### To be done
Drop every picture and give the entries back exactly.
━━ Record extracts ━━
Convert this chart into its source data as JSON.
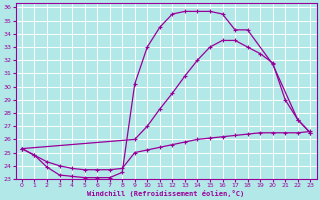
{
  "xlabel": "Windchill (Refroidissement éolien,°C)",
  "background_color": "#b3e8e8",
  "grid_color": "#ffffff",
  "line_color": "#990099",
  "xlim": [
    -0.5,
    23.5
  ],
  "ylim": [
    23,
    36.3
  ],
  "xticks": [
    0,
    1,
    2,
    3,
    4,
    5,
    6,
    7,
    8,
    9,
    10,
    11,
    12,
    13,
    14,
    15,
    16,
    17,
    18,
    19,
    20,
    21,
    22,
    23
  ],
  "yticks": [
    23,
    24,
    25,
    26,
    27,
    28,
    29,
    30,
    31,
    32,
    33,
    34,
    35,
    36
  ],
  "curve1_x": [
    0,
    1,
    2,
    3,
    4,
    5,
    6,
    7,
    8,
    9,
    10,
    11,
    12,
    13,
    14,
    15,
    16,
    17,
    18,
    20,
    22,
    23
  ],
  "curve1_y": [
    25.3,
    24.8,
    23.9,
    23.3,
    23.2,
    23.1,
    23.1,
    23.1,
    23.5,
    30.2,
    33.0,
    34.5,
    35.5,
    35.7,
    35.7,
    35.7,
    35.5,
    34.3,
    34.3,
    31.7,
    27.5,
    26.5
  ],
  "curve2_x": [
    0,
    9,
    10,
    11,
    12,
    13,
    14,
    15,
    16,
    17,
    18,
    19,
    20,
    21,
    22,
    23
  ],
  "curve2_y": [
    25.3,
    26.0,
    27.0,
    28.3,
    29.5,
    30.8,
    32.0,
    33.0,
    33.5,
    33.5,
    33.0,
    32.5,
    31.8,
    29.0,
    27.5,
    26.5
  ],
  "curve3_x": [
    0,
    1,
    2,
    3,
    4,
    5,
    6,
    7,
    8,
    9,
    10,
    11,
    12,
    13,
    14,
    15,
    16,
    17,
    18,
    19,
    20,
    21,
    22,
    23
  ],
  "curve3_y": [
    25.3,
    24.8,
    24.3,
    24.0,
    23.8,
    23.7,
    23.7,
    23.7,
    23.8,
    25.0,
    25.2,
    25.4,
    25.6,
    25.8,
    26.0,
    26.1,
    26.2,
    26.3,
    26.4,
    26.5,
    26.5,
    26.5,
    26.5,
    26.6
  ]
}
━━━
### Expected answer
Convert this chart into its source data as JSON.
{
  "xlabel": "Windchill (Refroidissement éolien,°C)",
  "background_color": "#b3e8e8",
  "grid_color": "#ffffff",
  "line_color": "#990099",
  "xlim": [
    -0.5,
    23.5
  ],
  "ylim": [
    23,
    36.3
  ],
  "xticks": [
    0,
    1,
    2,
    3,
    4,
    5,
    6,
    7,
    8,
    9,
    10,
    11,
    12,
    13,
    14,
    15,
    16,
    17,
    18,
    19,
    20,
    21,
    22,
    23
  ],
  "yticks": [
    23,
    24,
    25,
    26,
    27,
    28,
    29,
    30,
    31,
    32,
    33,
    34,
    35,
    36
  ],
  "curve1_x": [
    0,
    1,
    2,
    3,
    4,
    5,
    6,
    7,
    8,
    9,
    10,
    11,
    12,
    13,
    14,
    15,
    16,
    17,
    18,
    20,
    22,
    23
  ],
  "curve1_y": [
    25.3,
    24.8,
    23.9,
    23.3,
    23.2,
    23.1,
    23.1,
    23.1,
    23.5,
    30.2,
    33.0,
    34.5,
    35.5,
    35.7,
    35.7,
    35.7,
    35.5,
    34.3,
    34.3,
    31.7,
    27.5,
    26.5
  ],
  "curve2_x": [
    0,
    9,
    10,
    11,
    12,
    13,
    14,
    15,
    16,
    17,
    18,
    19,
    20,
    21,
    22,
    23
  ],
  "curve2_y": [
    25.3,
    26.0,
    27.0,
    28.3,
    29.5,
    30.8,
    32.0,
    33.0,
    33.5,
    33.5,
    33.0,
    32.5,
    31.8,
    29.0,
    27.5,
    26.5
  ],
  "curve3_x": [
    0,
    1,
    2,
    3,
    4,
    5,
    6,
    7,
    8,
    9,
    10,
    11,
    12,
    13,
    14,
    15,
    16,
    17,
    18,
    19,
    20,
    21,
    22,
    23
  ],
  "curve3_y": [
    25.3,
    24.8,
    24.3,
    24.0,
    23.8,
    23.7,
    23.7,
    23.7,
    23.8,
    25.0,
    25.2,
    25.4,
    25.6,
    25.8,
    26.0,
    26.1,
    26.2,
    26.3,
    26.4,
    26.5,
    26.5,
    26.5,
    26.5,
    26.6
  ]
}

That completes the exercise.